[EXTRACTED RECORDS start]
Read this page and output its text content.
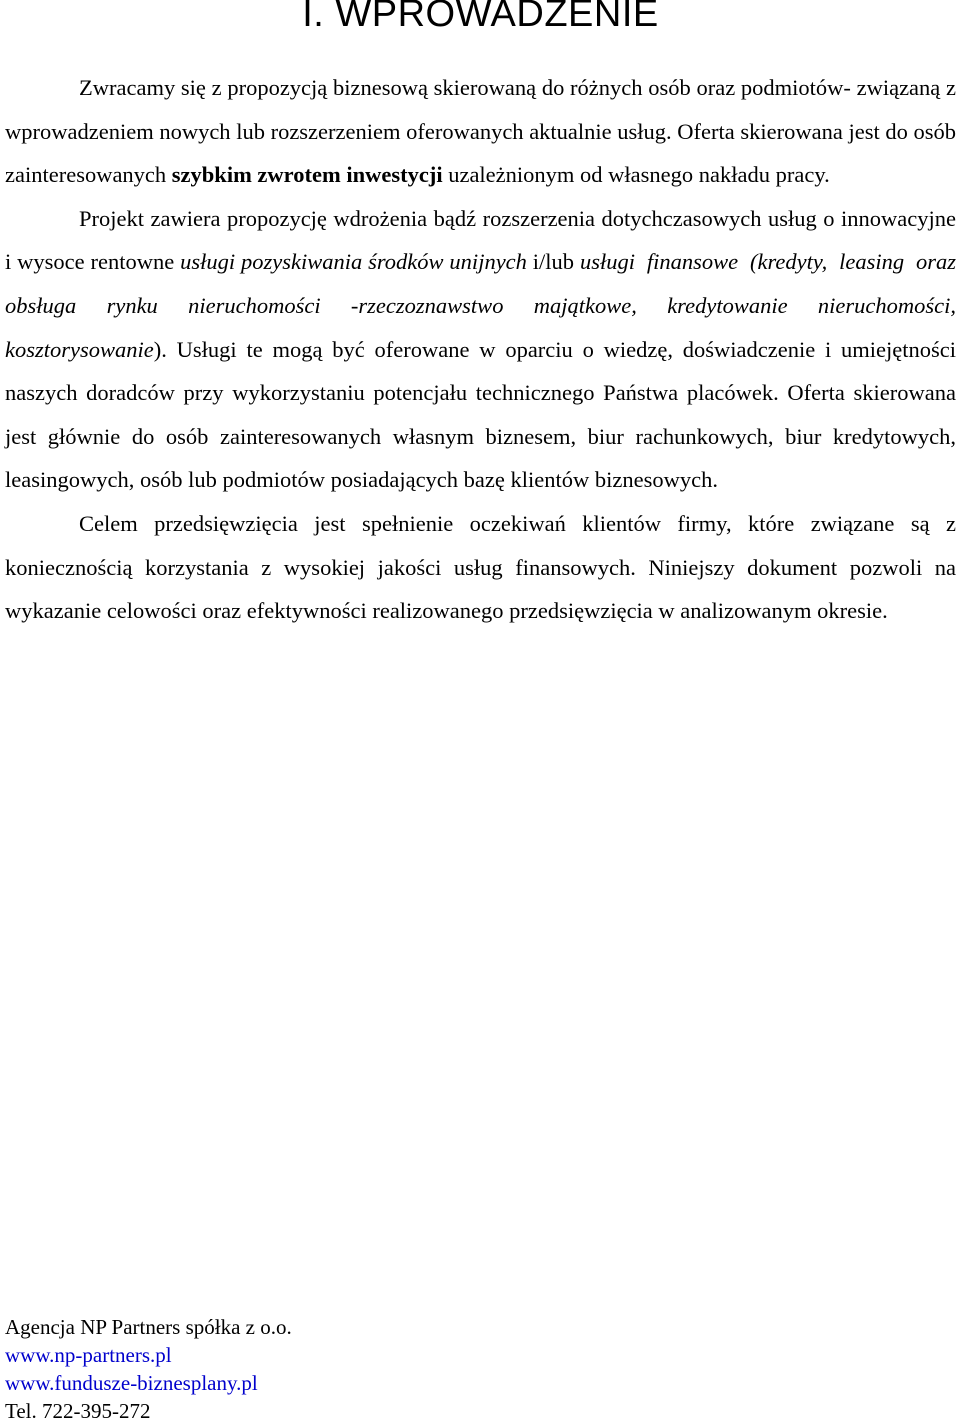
I. WPROWADZENIE

Zwracamy się z propozycją biznesową skierowaną do różnych osób oraz podmiotów- związaną z wprowadzeniem nowych lub rozszerzeniem oferowanych aktualnie usług. Oferta skierowana jest do osób zainteresowanych szybkim zwrotem inwestycji uzależnionym od własnego nakładu pracy.

Projekt zawiera propozycję wdrożenia bądź rozszerzenia dotychczasowych usług o innowacyjne i wysoce rentowne usługi pozyskiwania środków unijnych i/lub usługi finansowe (kredyty, leasing oraz obsługa rynku nieruchomości -rzeczoznawstwo majątkowe, kredytowanie nieruchomości, kosztorysowanie). Usługi te mogą być oferowane w oparciu o wiedzę, doświadczenie i umiejętności naszych doradców przy wykorzystaniu potencjału technicznego Państwa placówek. Oferta skierowana jest głównie do osób zainteresowanych własnym biznesem, biur rachunkowych, biur kredytowych, leasingowych, osób lub podmiotów posiadających bazę klientów biznesowych.

Celem przedsięwzięcia jest spełnienie oczekiwań klientów firmy, które związane są z koniecznością korzystania z wysokiej jakości usług finansowych. Niniejszy dokument pozwoli na wykazanie celowości oraz efektywności realizowanego przedsięwzięcia w analizowanym okresie.

Agencja NP Partners spółka z o.o.
www.np-partners.pl
www.fundusze-biznesplany.pl
Tel. 722-395-272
[EXTRACTED RECORDS end]
▸ DO THIS: Reproduce every record word for word. The copy must contain no pictures.

▸ EXERCISE ANSWER:
Read this page and output its text content.
I. WPROWADZENIE

Zwracamy się z propozycją biznesową skierowaną do różnych osób oraz podmiotów- związaną z wprowadzeniem nowych lub rozszerzeniem oferowanych aktualnie usług. Oferta skierowana jest do osób zainteresowanych szybkim zwrotem inwestycji uzależnionym od własnego nakładu pracy.

Projekt zawiera propozycję wdrożenia bądź rozszerzenia dotychczasowych usług o innowacyjne i wysoce rentowne usługi pozyskiwania środków unijnych i/lub usługi finansowe (kredyty, leasing oraz obsługa rynku nieruchomości -rzeczoznawstwo majątkowe, kredytowanie nieruchomości, kosztorysowanie). Usługi te mogą być oferowane w oparciu o wiedzę, doświadczenie i umiejętności naszych doradców przy wykorzystaniu potencjału technicznego Państwa placówek. Oferta skierowana jest głównie do osób zainteresowanych własnym biznesem, biur rachunkowych, biur kredytowych, leasingowych, osób lub podmiotów posiadających bazę klientów biznesowych.

Celem przedsięwzięcia jest spełnienie oczekiwań klientów firmy, które związane są z koniecznością korzystania z wysokiej jakości usług finansowych. Niniejszy dokument pozwoli na wykazanie celowości oraz efektywności realizowanego przedsięwzięcia w analizowanym okresie.

Agencja NP Partners spółka z o.o.
www.np-partners.pl
www.fundusze-biznesplany.pl
Tel. 722-395-272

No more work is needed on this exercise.